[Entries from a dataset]
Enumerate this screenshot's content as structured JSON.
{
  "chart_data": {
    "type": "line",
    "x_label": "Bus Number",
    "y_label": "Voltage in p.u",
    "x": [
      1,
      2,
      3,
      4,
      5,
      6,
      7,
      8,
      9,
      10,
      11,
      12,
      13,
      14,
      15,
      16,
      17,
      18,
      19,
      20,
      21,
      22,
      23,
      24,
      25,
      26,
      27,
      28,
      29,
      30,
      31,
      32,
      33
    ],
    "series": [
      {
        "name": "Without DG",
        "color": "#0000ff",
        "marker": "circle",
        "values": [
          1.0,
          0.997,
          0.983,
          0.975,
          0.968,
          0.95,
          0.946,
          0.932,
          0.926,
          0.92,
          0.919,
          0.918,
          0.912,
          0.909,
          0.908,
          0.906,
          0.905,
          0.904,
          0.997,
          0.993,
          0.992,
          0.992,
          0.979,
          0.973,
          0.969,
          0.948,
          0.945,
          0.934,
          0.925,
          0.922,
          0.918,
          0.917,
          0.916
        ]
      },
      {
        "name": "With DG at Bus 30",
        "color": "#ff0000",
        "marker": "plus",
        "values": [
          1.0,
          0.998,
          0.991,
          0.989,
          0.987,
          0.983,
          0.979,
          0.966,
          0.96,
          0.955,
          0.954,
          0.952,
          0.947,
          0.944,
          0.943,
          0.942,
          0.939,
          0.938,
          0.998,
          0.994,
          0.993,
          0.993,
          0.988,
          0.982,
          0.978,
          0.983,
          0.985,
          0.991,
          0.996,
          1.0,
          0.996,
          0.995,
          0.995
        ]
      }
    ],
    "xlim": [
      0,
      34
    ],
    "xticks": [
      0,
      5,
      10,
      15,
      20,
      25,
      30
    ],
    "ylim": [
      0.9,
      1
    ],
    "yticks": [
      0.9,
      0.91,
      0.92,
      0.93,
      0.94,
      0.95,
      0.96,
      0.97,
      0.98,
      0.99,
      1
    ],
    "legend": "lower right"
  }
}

WHAT TO DO: Every line above should be written out again exactly as it stands.

OUTPUT BELOW:
Enumerate this screenshot's content as structured JSON.
{
  "chart_data": {
    "type": "line",
    "x_label": "Bus Number",
    "y_label": "Voltage in p.u",
    "x": [
      1,
      2,
      3,
      4,
      5,
      6,
      7,
      8,
      9,
      10,
      11,
      12,
      13,
      14,
      15,
      16,
      17,
      18,
      19,
      20,
      21,
      22,
      23,
      24,
      25,
      26,
      27,
      28,
      29,
      30,
      31,
      32,
      33
    ],
    "series": [
      {
        "name": "Without DG",
        "color": "#0000ff",
        "marker": "circle",
        "values": [
          1.0,
          0.997,
          0.983,
          0.975,
          0.968,
          0.95,
          0.946,
          0.932,
          0.926,
          0.92,
          0.919,
          0.918,
          0.912,
          0.909,
          0.908,
          0.906,
          0.905,
          0.904,
          0.997,
          0.993,
          0.992,
          0.992,
          0.979,
          0.973,
          0.969,
          0.948,
          0.945,
          0.934,
          0.925,
          0.922,
          0.918,
          0.917,
          0.916
        ]
      },
      {
        "name": "With DG at Bus 30",
        "color": "#ff0000",
        "marker": "plus",
        "values": [
          1.0,
          0.998,
          0.991,
          0.989,
          0.987,
          0.983,
          0.979,
          0.966,
          0.96,
          0.955,
          0.954,
          0.952,
          0.947,
          0.944,
          0.943,
          0.942,
          0.939,
          0.938,
          0.998,
          0.994,
          0.993,
          0.993,
          0.988,
          0.982,
          0.978,
          0.983,
          0.985,
          0.991,
          0.996,
          1.0,
          0.996,
          0.995,
          0.995
        ]
      }
    ],
    "xlim": [
      0,
      34
    ],
    "xticks": [
      0,
      5,
      10,
      15,
      20,
      25,
      30
    ],
    "ylim": [
      0.9,
      1
    ],
    "yticks": [
      0.9,
      0.91,
      0.92,
      0.93,
      0.94,
      0.95,
      0.96,
      0.97,
      0.98,
      0.99,
      1
    ],
    "legend": "lower right"
  }
}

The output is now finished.